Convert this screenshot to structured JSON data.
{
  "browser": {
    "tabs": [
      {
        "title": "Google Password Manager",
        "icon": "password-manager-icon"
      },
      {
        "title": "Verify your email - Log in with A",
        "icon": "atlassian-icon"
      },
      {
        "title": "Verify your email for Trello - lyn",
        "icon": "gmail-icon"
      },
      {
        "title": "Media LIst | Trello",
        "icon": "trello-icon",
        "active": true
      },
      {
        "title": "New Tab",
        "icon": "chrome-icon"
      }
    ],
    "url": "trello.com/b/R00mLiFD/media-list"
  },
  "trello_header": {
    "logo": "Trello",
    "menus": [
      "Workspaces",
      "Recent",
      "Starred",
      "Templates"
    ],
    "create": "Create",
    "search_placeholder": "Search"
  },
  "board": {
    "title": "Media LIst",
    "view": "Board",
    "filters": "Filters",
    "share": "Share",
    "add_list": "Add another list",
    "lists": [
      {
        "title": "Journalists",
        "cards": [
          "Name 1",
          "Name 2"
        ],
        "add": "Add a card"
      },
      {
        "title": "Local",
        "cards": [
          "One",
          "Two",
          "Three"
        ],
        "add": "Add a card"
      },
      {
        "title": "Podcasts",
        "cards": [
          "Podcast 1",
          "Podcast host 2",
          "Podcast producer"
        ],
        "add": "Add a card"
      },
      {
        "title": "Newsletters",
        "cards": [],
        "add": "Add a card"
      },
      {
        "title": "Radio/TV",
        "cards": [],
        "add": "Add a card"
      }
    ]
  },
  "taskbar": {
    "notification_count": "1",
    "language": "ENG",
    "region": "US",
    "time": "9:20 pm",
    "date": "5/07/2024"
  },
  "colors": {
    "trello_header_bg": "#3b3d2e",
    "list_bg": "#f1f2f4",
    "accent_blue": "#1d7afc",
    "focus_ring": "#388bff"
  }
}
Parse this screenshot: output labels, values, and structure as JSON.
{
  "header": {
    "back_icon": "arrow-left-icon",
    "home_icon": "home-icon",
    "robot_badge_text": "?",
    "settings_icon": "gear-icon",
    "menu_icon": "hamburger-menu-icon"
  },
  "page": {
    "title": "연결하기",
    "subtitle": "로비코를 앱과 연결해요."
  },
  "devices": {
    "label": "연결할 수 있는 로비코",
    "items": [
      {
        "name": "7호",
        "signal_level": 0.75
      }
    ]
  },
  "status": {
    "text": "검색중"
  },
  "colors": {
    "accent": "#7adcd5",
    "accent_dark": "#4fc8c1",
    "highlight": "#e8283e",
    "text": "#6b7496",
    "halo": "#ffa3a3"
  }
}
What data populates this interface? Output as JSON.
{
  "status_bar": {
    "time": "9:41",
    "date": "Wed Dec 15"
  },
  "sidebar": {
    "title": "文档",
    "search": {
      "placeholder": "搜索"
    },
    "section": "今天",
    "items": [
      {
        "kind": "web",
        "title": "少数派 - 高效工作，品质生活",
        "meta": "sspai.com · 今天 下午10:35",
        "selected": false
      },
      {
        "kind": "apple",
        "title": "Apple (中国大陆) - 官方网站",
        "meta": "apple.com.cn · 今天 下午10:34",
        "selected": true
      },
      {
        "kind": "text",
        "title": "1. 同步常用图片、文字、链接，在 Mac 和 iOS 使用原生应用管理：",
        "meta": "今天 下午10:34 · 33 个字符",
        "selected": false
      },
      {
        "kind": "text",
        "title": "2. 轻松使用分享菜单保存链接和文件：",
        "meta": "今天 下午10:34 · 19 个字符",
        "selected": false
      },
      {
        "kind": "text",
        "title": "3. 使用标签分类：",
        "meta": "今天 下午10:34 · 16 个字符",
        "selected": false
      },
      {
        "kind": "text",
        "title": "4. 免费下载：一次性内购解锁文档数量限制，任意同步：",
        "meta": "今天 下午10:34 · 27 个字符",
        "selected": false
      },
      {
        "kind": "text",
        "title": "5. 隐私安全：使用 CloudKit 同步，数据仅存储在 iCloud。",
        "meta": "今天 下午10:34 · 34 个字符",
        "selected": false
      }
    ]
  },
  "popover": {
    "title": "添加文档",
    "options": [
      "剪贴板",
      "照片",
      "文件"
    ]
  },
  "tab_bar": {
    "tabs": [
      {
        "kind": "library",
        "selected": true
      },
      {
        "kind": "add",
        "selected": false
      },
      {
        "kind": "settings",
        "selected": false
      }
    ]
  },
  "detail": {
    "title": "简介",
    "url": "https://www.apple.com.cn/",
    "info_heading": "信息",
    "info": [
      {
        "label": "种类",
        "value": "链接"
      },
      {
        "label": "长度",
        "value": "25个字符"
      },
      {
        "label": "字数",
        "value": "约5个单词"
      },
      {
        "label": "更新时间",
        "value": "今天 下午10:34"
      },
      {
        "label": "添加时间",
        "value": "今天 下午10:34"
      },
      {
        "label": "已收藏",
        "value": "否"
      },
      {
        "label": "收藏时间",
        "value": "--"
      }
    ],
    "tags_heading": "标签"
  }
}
+-------+
_Exercise goal_.
Copy every line of the listing that contains the word "your".

_Result for this exercise_.
        "title": "Verify your email - Log in with A",
        "title": "Verify your email for Trello - lyn",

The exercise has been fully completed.